● Dataset extract:
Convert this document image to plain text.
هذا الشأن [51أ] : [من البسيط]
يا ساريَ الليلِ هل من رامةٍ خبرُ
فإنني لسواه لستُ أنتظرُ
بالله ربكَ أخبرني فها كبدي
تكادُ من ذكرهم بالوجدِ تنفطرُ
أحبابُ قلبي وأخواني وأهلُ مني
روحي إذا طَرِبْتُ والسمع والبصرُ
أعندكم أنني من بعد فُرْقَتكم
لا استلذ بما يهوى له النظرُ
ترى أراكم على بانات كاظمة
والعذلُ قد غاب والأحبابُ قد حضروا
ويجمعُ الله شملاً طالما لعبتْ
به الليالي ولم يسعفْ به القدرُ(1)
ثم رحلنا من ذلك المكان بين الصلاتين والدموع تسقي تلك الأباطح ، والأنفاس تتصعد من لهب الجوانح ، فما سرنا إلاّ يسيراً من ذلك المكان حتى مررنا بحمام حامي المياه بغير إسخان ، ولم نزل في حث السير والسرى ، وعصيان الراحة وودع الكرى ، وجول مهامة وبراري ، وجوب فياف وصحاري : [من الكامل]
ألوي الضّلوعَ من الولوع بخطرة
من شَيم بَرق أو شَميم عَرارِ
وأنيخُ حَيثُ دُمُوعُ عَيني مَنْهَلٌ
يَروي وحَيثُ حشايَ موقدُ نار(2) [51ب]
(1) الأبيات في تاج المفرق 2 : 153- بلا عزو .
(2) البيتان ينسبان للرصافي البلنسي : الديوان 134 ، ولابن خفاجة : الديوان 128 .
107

● Objective:
Repeat the data precisely, line by line.

● Answer to the problem:
Convert this document image to plain text.
هذا الشأن [51أ] : [من البسيط]
يا ساريَ الليلِ هل من رامةٍ خبرُ
فإنني لسواه لستُ أنتظرُ
بالله ربكَ أخبرني فها كبدي
تكادُ من ذكرهم بالوجدِ تنفطرُ
أحبابُ قلبي وأخواني وأهلُ مني
روحي إذا طَرِبْتُ والسمع والبصرُ
أعندكم أنني من بعد فُرْقَتكم
لا استلذ بما يهوى له النظرُ
ترى أراكم على بانات كاظمة
والعذلُ قد غاب والأحبابُ قد حضروا
ويجمعُ الله شملاً طالما لعبتْ
به الليالي ولم يسعفْ به القدرُ(1)
ثم رحلنا من ذلك المكان بين الصلاتين والدموع تسقي تلك الأباطح ، والأنفاس تتصعد من لهب الجوانح ، فما سرنا إلاّ يسيراً من ذلك المكان حتى مررنا بحمام حامي المياه بغير إسخان ، ولم نزل في حث السير والسرى ، وعصيان الراحة وودع الكرى ، وجول مهامة وبراري ، وجوب فياف وصحاري : [من الكامل]
ألوي الضّلوعَ من الولوع بخطرة
من شَيم بَرق أو شَميم عَرارِ
وأنيخُ حَيثُ دُمُوعُ عَيني مَنْهَلٌ
يَروي وحَيثُ حشايَ موقدُ نار(2) [51ب]
(1) الأبيات في تاج المفرق 2 : 153- بلا عزو .
(2) البيتان ينسبان للرصافي البلنسي : الديوان 134 ، ولابن خفاجة : الديوان 128 .
107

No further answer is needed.